### Saved data entries

*-*-*

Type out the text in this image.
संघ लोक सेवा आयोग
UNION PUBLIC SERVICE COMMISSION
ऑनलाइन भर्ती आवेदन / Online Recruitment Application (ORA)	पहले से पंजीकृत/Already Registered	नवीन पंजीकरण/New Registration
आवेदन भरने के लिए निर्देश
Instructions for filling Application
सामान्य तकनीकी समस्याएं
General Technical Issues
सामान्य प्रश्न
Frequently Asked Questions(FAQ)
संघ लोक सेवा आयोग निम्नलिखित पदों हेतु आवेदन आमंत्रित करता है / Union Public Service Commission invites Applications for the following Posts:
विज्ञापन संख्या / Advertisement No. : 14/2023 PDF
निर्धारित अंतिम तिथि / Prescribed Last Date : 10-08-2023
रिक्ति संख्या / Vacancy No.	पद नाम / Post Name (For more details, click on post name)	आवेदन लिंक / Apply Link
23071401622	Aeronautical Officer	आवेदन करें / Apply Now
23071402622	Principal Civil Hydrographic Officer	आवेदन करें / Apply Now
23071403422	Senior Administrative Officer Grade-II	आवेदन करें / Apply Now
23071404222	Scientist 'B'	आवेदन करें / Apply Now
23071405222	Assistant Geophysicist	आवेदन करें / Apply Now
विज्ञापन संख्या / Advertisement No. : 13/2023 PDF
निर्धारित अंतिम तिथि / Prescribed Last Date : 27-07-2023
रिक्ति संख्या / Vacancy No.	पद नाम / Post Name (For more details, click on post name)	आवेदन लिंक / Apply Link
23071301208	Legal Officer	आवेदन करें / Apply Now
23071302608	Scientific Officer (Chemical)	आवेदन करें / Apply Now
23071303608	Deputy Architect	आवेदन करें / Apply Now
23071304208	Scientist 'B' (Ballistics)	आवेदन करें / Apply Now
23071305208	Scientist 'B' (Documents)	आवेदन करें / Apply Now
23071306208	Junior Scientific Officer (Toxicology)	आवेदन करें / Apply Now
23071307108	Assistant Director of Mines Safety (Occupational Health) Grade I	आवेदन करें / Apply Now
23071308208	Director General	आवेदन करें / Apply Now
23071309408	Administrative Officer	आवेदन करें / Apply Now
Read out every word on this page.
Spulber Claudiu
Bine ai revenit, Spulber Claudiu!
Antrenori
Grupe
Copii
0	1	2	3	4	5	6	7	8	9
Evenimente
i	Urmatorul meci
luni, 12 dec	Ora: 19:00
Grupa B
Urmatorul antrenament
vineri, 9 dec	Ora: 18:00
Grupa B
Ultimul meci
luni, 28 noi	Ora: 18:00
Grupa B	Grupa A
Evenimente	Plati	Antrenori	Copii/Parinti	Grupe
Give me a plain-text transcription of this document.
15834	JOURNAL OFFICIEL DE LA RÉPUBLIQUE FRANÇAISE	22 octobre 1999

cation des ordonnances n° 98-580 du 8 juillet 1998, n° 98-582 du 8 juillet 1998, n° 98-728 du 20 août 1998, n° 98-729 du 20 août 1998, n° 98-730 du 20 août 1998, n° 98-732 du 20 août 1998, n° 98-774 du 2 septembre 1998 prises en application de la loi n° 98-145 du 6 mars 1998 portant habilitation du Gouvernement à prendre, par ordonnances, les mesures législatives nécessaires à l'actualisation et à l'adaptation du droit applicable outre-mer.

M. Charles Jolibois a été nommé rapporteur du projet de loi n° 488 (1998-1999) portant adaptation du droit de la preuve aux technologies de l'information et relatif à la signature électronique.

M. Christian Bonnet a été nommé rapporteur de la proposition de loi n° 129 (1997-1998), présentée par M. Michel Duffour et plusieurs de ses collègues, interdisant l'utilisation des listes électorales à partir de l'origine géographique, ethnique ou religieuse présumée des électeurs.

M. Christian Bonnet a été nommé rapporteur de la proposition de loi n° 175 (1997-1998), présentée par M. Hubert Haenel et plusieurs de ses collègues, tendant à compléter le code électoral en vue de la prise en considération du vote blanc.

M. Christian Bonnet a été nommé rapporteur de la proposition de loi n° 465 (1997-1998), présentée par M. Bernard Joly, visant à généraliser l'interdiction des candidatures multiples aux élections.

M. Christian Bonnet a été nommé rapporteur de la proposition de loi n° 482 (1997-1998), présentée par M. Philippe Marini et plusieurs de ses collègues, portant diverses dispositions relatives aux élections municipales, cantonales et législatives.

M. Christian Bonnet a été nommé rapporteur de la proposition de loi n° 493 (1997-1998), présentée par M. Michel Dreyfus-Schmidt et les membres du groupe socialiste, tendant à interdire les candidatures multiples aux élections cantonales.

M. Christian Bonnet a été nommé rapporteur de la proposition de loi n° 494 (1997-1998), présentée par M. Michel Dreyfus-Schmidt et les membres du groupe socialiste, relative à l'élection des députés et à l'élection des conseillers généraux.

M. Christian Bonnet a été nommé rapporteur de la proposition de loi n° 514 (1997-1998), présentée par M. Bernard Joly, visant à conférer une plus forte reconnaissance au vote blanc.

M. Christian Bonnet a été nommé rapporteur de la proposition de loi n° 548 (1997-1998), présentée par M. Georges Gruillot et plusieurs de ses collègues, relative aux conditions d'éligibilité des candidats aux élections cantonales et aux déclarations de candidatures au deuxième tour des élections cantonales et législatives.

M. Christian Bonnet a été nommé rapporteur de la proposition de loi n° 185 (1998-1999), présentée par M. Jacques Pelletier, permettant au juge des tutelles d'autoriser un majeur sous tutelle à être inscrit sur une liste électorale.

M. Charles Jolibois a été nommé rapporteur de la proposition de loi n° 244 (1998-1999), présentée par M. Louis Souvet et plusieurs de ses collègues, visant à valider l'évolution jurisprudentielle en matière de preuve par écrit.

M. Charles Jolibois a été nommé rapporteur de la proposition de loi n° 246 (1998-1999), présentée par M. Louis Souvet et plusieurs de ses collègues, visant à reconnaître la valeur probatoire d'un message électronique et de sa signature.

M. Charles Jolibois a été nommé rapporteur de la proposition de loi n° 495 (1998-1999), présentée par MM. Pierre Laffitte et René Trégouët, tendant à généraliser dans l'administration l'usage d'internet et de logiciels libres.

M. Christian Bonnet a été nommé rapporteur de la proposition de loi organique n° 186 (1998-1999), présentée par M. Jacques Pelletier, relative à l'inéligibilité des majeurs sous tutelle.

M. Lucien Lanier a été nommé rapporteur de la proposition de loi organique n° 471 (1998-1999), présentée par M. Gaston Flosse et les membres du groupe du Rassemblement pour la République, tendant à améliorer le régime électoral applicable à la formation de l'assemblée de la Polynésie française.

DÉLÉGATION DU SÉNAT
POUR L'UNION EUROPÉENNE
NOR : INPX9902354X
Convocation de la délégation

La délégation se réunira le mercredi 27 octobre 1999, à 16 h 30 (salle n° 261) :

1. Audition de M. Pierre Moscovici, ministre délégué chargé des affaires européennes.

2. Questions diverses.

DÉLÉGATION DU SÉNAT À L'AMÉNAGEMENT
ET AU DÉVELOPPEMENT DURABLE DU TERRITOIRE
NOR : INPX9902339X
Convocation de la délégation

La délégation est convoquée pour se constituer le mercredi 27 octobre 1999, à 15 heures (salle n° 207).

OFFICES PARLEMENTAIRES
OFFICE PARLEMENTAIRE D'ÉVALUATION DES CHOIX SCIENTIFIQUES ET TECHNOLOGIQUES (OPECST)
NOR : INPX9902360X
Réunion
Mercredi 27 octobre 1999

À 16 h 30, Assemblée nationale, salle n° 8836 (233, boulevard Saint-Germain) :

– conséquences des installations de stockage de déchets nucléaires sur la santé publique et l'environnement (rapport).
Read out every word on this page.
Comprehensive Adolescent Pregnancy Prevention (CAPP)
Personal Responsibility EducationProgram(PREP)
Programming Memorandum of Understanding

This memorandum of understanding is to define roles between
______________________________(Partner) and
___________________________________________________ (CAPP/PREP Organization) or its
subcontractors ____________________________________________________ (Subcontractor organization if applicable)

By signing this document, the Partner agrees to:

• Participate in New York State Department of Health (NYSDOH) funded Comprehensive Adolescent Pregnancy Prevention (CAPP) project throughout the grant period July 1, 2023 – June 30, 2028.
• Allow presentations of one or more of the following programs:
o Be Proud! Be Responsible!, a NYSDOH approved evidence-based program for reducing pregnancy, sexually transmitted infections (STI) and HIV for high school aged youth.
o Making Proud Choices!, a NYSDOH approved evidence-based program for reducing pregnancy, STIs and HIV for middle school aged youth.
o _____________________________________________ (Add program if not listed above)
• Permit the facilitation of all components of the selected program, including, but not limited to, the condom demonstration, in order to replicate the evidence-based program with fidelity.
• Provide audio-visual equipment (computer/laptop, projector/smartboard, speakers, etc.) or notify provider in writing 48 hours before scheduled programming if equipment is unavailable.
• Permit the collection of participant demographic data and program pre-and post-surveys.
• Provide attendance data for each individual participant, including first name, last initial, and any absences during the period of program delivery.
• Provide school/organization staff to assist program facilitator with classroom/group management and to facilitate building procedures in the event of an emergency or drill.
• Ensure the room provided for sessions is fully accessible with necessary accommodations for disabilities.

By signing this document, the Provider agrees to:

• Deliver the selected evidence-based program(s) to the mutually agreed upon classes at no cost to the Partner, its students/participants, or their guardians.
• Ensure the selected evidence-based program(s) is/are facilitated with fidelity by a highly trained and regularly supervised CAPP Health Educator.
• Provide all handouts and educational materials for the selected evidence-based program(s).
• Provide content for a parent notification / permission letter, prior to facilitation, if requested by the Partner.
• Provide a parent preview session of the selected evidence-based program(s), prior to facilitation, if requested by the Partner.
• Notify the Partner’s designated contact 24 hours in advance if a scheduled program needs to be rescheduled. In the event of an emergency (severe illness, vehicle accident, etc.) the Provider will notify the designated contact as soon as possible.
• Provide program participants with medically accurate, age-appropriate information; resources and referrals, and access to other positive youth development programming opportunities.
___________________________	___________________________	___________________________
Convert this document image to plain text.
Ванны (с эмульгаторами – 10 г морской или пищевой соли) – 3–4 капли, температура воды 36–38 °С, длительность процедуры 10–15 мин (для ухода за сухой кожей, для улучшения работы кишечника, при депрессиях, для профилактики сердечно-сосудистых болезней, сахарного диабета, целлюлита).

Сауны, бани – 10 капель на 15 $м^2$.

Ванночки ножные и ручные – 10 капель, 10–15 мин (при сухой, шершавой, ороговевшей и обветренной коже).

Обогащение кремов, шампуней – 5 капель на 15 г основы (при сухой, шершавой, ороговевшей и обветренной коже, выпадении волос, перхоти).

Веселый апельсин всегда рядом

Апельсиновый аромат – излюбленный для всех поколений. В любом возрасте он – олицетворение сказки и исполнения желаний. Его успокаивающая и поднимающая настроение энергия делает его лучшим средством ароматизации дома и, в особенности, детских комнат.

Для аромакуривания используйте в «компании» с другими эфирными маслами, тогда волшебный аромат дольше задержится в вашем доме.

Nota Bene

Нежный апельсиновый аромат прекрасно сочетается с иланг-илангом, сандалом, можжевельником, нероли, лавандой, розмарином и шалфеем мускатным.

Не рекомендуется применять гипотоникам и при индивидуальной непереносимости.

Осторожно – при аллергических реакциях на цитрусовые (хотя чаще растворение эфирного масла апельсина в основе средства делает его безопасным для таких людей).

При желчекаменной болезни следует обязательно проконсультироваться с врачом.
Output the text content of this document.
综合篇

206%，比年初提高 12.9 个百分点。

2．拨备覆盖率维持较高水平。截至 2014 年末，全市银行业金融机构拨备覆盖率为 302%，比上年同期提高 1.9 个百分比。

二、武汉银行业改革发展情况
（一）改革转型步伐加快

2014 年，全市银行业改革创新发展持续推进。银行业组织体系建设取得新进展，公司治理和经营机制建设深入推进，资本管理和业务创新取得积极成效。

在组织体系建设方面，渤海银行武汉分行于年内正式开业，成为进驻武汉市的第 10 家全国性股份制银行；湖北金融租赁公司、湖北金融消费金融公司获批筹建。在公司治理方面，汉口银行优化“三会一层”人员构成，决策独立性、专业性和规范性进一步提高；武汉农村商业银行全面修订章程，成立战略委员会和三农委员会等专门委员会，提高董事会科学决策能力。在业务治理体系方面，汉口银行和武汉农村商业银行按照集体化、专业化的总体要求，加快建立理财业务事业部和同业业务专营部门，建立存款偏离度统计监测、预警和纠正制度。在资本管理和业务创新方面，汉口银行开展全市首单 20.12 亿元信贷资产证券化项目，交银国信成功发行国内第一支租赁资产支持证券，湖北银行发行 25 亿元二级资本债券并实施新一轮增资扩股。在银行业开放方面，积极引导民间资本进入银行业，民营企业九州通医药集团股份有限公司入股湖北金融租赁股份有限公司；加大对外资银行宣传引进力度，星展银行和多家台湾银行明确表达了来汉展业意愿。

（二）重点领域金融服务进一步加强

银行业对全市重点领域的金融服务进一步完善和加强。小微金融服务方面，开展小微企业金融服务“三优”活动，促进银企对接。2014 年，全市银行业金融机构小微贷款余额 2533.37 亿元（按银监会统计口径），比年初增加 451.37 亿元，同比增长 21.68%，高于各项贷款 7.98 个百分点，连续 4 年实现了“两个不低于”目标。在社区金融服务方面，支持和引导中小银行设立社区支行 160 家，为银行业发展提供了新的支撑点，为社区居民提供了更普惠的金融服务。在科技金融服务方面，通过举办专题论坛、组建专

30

*-*-*

### Task
Provide only the count of lines in the data above that include the string "parent".

### In response
2